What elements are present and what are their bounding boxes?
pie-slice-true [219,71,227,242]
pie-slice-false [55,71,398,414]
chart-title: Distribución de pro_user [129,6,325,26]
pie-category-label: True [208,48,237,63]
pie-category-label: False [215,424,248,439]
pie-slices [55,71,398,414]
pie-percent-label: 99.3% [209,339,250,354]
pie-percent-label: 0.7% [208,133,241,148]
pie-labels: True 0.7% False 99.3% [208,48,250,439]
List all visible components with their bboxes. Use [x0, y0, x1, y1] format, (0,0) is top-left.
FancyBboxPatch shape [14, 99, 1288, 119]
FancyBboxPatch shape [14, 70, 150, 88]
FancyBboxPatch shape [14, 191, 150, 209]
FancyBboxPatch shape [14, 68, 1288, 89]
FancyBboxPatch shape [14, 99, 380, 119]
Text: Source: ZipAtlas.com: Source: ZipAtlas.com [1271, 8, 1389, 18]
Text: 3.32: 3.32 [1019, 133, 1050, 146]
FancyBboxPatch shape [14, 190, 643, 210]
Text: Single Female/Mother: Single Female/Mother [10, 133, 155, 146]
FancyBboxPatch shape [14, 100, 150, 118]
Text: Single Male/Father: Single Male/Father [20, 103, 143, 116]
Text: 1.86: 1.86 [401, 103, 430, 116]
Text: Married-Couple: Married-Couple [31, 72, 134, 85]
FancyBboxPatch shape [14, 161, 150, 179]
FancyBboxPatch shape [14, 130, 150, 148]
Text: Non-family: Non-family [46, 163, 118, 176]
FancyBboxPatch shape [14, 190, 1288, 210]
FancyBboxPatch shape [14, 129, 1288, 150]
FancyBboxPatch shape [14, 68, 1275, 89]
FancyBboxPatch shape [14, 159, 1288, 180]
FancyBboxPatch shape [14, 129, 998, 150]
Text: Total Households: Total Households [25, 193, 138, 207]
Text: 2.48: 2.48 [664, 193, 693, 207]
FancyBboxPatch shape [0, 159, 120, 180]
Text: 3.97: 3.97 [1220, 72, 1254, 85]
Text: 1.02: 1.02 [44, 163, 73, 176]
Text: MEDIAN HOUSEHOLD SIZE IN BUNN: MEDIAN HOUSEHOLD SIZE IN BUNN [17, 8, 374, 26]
⁂
Copy out every row above verbatim, line by line, with nothing changed.

What elements are present and what are their bounding boxes?
pie-slice-true [219,71,227,242]
pie-slice-false [55,71,398,414]
chart-title: Distribución de pro_user [129,6,325,26]
pie-category-label: True [208,48,237,63]
pie-category-label: False [215,424,248,439]
pie-slices [55,71,398,414]
pie-percent-label: 99.3% [209,339,250,354]
pie-percent-label: 0.7% [208,133,241,148]
pie-labels: True 0.7% False 99.3% [208,48,250,439]
List all visible components with their bboxes. Use [x0, y0, x1, y1] format, (0,0) is top-left.
FancyBboxPatch shape [14, 99, 1288, 119]
FancyBboxPatch shape [14, 70, 150, 88]
FancyBboxPatch shape [14, 191, 150, 209]
FancyBboxPatch shape [14, 68, 1288, 89]
FancyBboxPatch shape [14, 99, 380, 119]
Text: Source: ZipAtlas.com: Source: ZipAtlas.com [1271, 8, 1389, 18]
Text: 3.32: 3.32 [1019, 133, 1050, 146]
FancyBboxPatch shape [14, 190, 643, 210]
Text: Single Female/Mother: Single Female/Mother [10, 133, 155, 146]
FancyBboxPatch shape [14, 100, 150, 118]
Text: Single Male/Father: Single Male/Father [20, 103, 143, 116]
Text: 1.86: 1.86 [401, 103, 430, 116]
Text: Married-Couple: Married-Couple [31, 72, 134, 85]
FancyBboxPatch shape [14, 161, 150, 179]
FancyBboxPatch shape [14, 130, 150, 148]
Text: Non-family: Non-family [46, 163, 118, 176]
FancyBboxPatch shape [14, 190, 1288, 210]
FancyBboxPatch shape [14, 129, 1288, 150]
FancyBboxPatch shape [14, 68, 1275, 89]
FancyBboxPatch shape [14, 159, 1288, 180]
FancyBboxPatch shape [14, 129, 998, 150]
Text: Total Households: Total Households [25, 193, 138, 207]
Text: 2.48: 2.48 [664, 193, 693, 207]
FancyBboxPatch shape [0, 159, 120, 180]
Text: 3.97: 3.97 [1220, 72, 1254, 85]
Text: 1.02: 1.02 [44, 163, 73, 176]
Text: MEDIAN HOUSEHOLD SIZE IN BUNN: MEDIAN HOUSEHOLD SIZE IN BUNN [17, 8, 374, 26]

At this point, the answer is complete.